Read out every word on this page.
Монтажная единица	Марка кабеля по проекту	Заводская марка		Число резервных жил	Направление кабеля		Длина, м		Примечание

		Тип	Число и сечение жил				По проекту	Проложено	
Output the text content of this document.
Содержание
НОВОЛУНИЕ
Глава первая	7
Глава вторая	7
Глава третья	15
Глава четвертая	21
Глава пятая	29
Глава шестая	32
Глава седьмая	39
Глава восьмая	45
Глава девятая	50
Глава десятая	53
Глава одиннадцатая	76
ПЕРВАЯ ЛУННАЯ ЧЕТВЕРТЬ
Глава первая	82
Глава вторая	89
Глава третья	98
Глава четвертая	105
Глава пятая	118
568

(Goal of the exercise) Starting with the line that contains "Output the text content of this document.", write out each line through the end of the listing, exactly as it appears, and include nothing else.

(Task response)
Output the text content of this document.
Содержание
НОВОЛУНИЕ
Глава первая	7
Глава вторая	7
Глава третья	15
Глава четвертая	21
Глава пятая	29
Глава шестая	32
Глава седьмая	39
Глава восьмая	45
Глава девятая	50
Глава десятая	53
Глава одиннадцатая	76
ПЕРВАЯ ЛУННАЯ ЧЕТВЕРТЬ
Глава первая	82
Глава вторая	89
Глава третья	98
Глава четвертая	105
Глава пятая	118
568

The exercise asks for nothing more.